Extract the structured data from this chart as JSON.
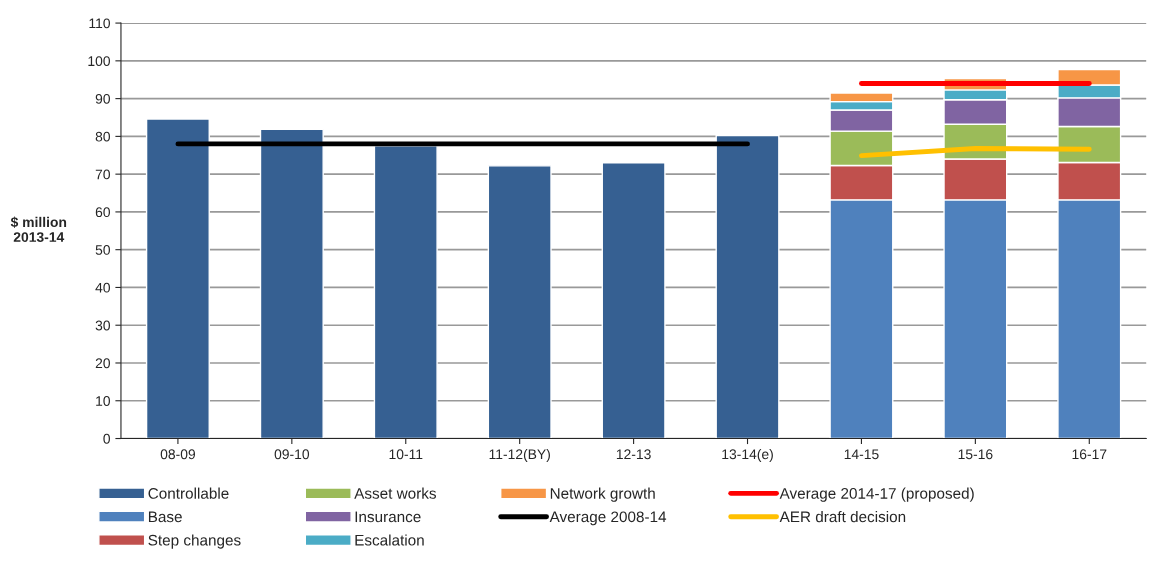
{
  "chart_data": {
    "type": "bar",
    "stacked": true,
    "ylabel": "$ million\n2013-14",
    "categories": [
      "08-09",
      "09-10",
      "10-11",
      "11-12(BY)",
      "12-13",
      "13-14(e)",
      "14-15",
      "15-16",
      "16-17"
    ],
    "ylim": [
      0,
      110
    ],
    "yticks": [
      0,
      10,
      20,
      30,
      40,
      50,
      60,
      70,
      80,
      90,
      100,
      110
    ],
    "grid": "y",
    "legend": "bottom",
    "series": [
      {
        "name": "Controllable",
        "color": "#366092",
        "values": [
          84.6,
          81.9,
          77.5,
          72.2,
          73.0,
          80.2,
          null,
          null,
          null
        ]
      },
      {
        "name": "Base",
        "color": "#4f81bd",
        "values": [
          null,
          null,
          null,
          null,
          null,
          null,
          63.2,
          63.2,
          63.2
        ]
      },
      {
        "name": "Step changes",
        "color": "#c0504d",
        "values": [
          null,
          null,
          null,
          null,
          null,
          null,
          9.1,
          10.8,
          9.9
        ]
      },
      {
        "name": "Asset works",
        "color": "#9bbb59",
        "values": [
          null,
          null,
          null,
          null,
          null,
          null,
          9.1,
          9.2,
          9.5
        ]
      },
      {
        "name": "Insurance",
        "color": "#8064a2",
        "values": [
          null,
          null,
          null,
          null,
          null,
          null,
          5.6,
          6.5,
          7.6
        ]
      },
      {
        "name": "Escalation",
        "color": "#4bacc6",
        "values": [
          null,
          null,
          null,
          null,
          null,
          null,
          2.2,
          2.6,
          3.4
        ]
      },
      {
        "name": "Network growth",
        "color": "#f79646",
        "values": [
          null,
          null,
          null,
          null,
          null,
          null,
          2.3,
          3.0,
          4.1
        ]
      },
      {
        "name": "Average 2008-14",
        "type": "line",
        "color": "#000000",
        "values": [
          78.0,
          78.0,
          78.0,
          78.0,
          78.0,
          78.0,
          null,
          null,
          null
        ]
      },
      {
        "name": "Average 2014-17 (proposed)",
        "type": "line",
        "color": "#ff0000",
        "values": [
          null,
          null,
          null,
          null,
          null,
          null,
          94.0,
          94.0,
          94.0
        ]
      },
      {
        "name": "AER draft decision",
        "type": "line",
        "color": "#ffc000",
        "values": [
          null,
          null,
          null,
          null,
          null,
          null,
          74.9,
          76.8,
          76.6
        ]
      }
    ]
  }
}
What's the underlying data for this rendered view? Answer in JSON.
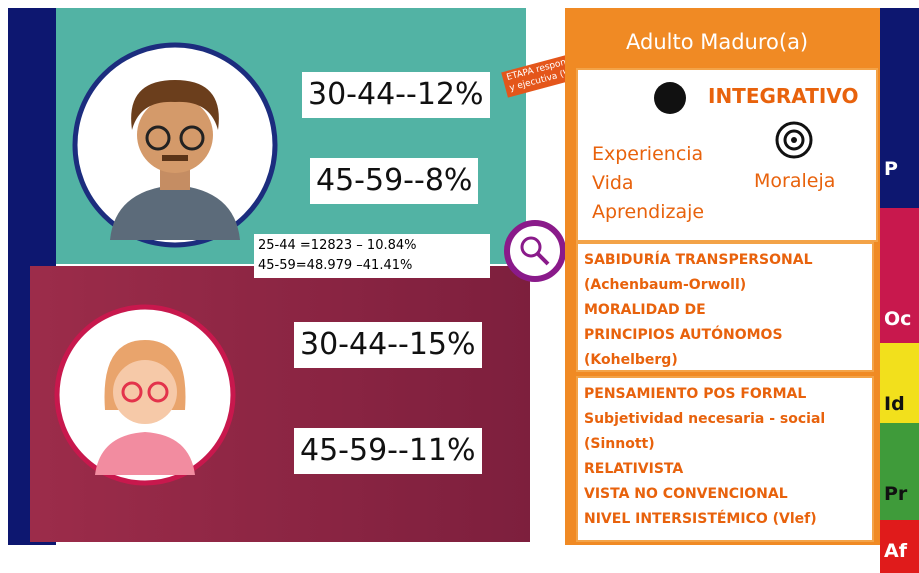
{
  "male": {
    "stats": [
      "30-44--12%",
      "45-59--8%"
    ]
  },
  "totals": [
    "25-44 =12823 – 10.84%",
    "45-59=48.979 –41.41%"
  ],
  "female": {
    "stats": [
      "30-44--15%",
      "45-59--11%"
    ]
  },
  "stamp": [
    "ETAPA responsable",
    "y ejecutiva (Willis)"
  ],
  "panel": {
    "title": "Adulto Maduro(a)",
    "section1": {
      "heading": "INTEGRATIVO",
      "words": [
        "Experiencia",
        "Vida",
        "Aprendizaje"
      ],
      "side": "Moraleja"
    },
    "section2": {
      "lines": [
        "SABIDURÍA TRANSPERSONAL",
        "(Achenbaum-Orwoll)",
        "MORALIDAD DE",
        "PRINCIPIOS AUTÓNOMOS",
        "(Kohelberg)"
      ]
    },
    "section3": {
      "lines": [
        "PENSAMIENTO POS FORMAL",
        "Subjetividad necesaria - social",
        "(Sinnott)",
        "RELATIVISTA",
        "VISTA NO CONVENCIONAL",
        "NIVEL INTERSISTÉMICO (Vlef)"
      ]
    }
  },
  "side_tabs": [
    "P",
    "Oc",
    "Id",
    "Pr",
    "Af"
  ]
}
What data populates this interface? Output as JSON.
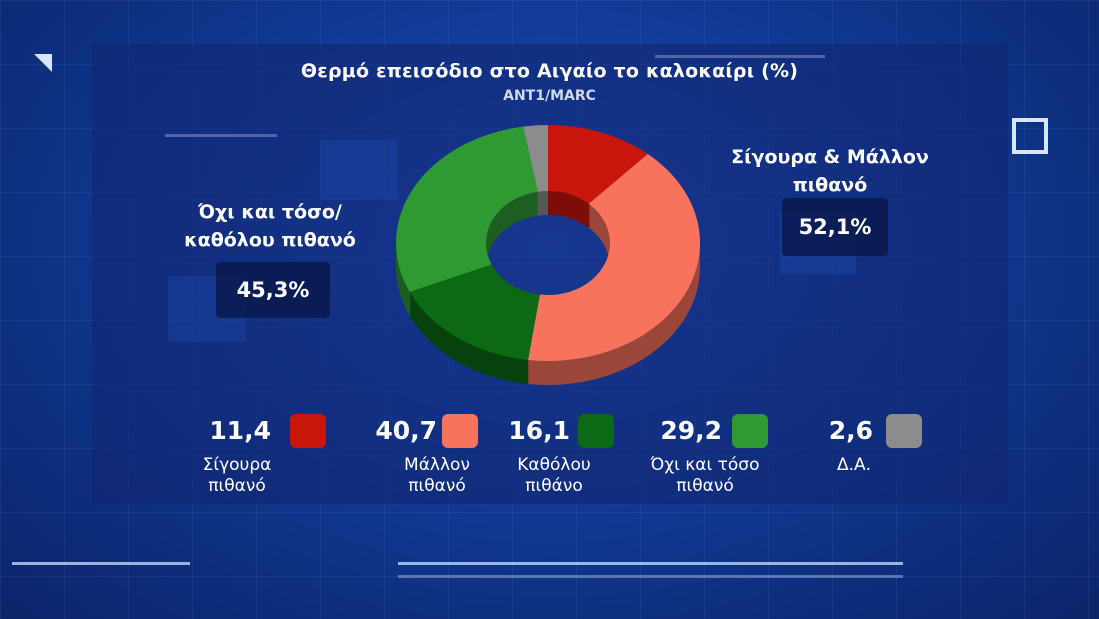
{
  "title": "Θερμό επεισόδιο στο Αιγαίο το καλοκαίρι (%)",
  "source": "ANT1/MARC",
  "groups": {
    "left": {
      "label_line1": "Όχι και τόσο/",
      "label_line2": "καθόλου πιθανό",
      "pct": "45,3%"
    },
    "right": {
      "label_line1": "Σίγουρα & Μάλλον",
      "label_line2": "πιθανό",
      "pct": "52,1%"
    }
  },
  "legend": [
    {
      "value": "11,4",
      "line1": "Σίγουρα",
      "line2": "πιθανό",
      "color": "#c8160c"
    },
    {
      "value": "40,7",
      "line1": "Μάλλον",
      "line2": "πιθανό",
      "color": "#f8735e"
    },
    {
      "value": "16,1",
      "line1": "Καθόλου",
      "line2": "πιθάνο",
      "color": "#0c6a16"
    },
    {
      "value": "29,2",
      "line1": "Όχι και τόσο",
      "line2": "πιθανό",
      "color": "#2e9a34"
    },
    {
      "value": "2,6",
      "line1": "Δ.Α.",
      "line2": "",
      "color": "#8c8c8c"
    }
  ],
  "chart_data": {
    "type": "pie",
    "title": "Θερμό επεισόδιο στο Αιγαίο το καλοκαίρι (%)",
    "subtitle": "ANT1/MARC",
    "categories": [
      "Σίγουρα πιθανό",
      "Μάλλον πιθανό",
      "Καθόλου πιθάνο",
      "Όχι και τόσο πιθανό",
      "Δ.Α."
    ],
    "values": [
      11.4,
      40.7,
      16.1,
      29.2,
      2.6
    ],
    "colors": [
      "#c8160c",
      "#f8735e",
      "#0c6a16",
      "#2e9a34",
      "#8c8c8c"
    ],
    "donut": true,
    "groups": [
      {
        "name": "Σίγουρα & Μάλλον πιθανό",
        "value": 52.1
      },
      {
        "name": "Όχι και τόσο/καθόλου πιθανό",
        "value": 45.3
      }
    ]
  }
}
+++++
- What is being asked -
Copy each line of the preceding data that contains the string "πιθανό".

- The answer -
      "label_line2": "καθόλου πιθανό",
      "label_line2": "πιθανό",
      "line2": "πιθανό",
      "line2": "πιθανό",
      "line2": "πιθανό",
      "Σίγουρα πιθανό",
      "Μάλλον πιθανό",
      "Όχι και τόσο πιθανό",
        "name": "Σίγουρα & Μάλλον πιθανό",
        "name": "Όχι και τόσο/καθόλου πιθανό",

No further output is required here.